Free Supplemental Agreement
Matthew House is the only Portland-area divorce mediator who provides you with a second, full-length written agreement at no additional cost.
There's a Clause for That
In the chaos and the many "unknowns" of divorce, you have more choices than you might have thought of. You can use your mediation with Matthew not only to "get divorced" but also to implement in writing a host of things that maybe you thought were just aspirations that depended on the other spouse's voluntary goodwill.
That's where your divorce mediator and his uniquely diverse skill set come in. Remember Apple's 2009 slogan for the App Store? ("There's an app for that.") More than 16 years later, Matthew brings it back with a divorce mediator's twist: "There's a clause for that."
Details Make the Difference
Matthew House deliberately endeavors to dig beneath the surface to find new ways for clients to help themselves in future years by taking a thorough approach while they are still sitting at a table together and have a divorce professional on hand to draft the details that most others would leave out.
After all, what is the goal of divorce mediation? Is it just to fill out the forms and be done? No. Otherwise, you'd be doing that on your own. Instead, the primary purpose of choosing mediation for a thoughtful and individualized divorce experience should not be limited to what is minimally adequate to satisfy the court or comply with the basic procedural requirements of Oregon law.

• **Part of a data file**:

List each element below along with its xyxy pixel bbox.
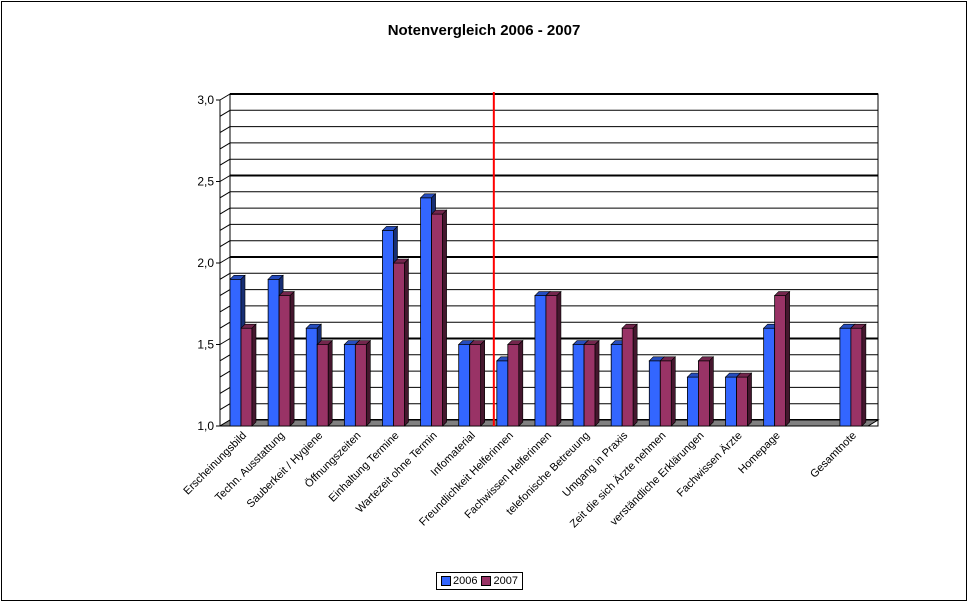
gridline-depth [219,256,231,264]
legend: 2006 2007 [436,572,523,590]
bar-side-2007 [556,290,562,427]
bar-2006 [610,344,623,427]
bar-2007 [278,295,291,427]
bar-side-2007 [251,323,257,427]
legend-label-2006: 2006 [453,575,478,587]
gridline-depth [219,289,231,297]
y-tick-label: 3,0 [197,93,214,107]
bar-2007 [240,327,253,427]
bar-2006 [572,344,585,427]
gridline-depth [219,321,231,329]
bar-2007 [774,295,787,427]
bar-side-2007 [518,339,524,427]
gridline-depth [219,126,231,134]
legend-swatch-2007 [481,576,492,586]
gridline-depth [219,93,231,101]
x-tick-label: Gesamtnote [808,430,859,481]
bar-2006 [343,344,356,427]
gridline-depth [219,191,231,199]
y-tick-label: 1,5 [197,338,214,352]
gridline-depth [219,305,231,313]
gridline-depth [219,403,231,411]
gridline-depth [219,158,231,166]
bar-side-2007 [594,339,600,427]
bar-side-2007 [480,339,486,427]
legend-item-2006: 2006 [441,575,477,587]
gridline-depth [219,175,231,182]
bar-2007 [583,344,596,427]
bar-side-2007 [785,290,790,427]
x-tick-label: Umgang in Praxis [560,429,630,499]
gridline-depth [219,272,231,280]
legend-item-2007: 2007 [481,575,518,587]
bar-side-2007 [709,356,714,427]
bar-side-2007 [861,323,867,427]
bar-side-2007 [670,356,676,427]
bar-2007 [736,376,748,427]
x-tick-label: Techn. Ausstattung [213,430,287,504]
bar-2006 [420,197,432,427]
x-tick-label: Homepage [736,430,783,477]
bar-2006 [839,327,852,427]
bar-2006 [382,229,394,427]
bar-2007 [659,360,672,427]
bar-2007 [393,262,405,427]
bar-2007 [507,344,520,427]
bar-side-2007 [289,290,295,427]
y-tick-label: 1,0 [197,419,214,433]
chart-title: Notenvergleich 2006 - 2007 [387,22,581,39]
gridline-depth [219,386,231,394]
bar-2006 [496,360,509,427]
bar-side-2007 [632,323,638,427]
x-tick-label: Fachwissen Ärzte [675,430,745,500]
gridline-depth [219,223,231,231]
gridline-depth [219,142,231,150]
bar-2007 [354,344,367,427]
bar-side-2007 [404,258,409,427]
bar-side-2007 [366,339,371,427]
bar-2006 [648,360,661,427]
legend-label-2007: 2007 [493,575,518,587]
bar-2006 [763,327,776,427]
bar-2007 [545,295,558,427]
bar-2007 [469,344,482,427]
bar-side-2007 [327,339,333,427]
bar-2006 [229,278,242,427]
bar-2006 [305,327,318,427]
y-tick-label: 2,5 [197,175,214,189]
gridline-depth [219,370,231,378]
x-tick-label: Einhaltung Termine [327,430,402,505]
bar-2007 [621,327,634,427]
gridline-depth [219,109,231,117]
bar-2007 [698,360,710,427]
gridline-depth [219,207,231,215]
bar-side-2007 [442,209,447,427]
legend-swatch-2006 [441,576,451,586]
bar-2007 [316,344,329,427]
gridline-depth [219,338,231,345]
x-tick-label: Erscheinungsbild [181,430,249,498]
bar-2006 [534,295,547,427]
bar-2006 [687,376,699,427]
bar-2006 [725,376,737,427]
bar-2007 [431,213,443,427]
bar-2006 [267,278,280,427]
bar-2007 [850,327,863,427]
gridline-depth [219,240,231,248]
y-tick-label: 2,0 [197,256,214,270]
bar-side-2007 [747,372,752,427]
gridline-depth [219,354,231,362]
bar-2006 [458,344,471,427]
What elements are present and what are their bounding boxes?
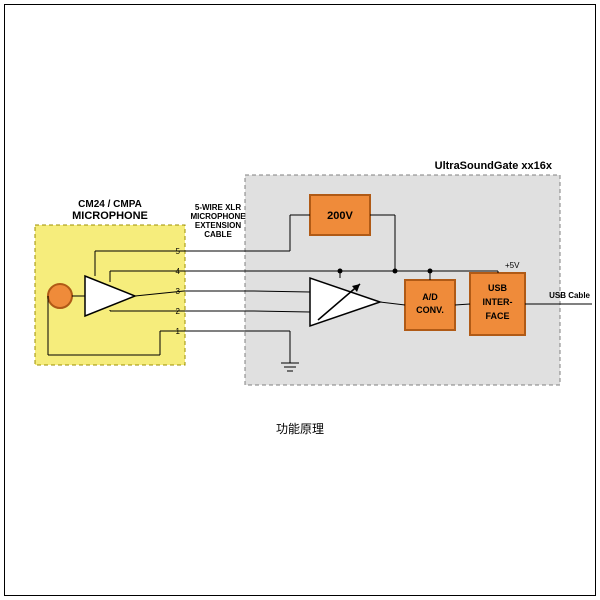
usb-cable-label: USB Cable: [549, 291, 590, 300]
mic-capsule-icon: [48, 284, 72, 308]
usg-title: UltraSoundGate xx16x: [435, 160, 553, 172]
svg-text:FACE: FACE: [485, 311, 509, 321]
label-5v: +5V: [505, 261, 520, 270]
diagram-svg: CM24 / CMPAMICROPHONEUltraSoundGate xx16…: [0, 0, 600, 600]
caption: 功能原理: [0, 420, 600, 437]
cable-label: EXTENSION: [195, 221, 241, 230]
mic-title-2: MICROPHONE: [72, 210, 148, 222]
svg-text:A/D: A/D: [422, 292, 438, 302]
cable-label: MICROPHONE: [190, 212, 246, 221]
svg-text:CONV.: CONV.: [416, 305, 444, 315]
svg-text:USB: USB: [488, 283, 508, 293]
svg-text:INTER-: INTER-: [483, 297, 513, 307]
cable-label: CABLE: [204, 230, 232, 239]
mic-title-1: CM24 / CMPA: [78, 199, 142, 210]
cable-label: 5-WIRE XLR: [195, 203, 241, 212]
svg-text:200V: 200V: [327, 210, 353, 222]
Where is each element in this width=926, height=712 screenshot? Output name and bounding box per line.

• **What you need to do**:
Determine whether each of the following statements agrees with the divorce mediation page, answering yes or no and quoting the words of the page that decide it.
1. The second written agreement is provided at an extra charge.
2. "There's an app for that." was Apple's 2009 slogan for the App Store.
3. The page holds that the purpose of mediation should be limited to satisfying the court.

• **Written response**:
1. No: "at no additional cost."
2. Yes: "Remember Apple's 2009 slogan for the App Store? ("There's an app for that.")"
3. No: "should not be limited to what is minimally adequate to satisfy the court"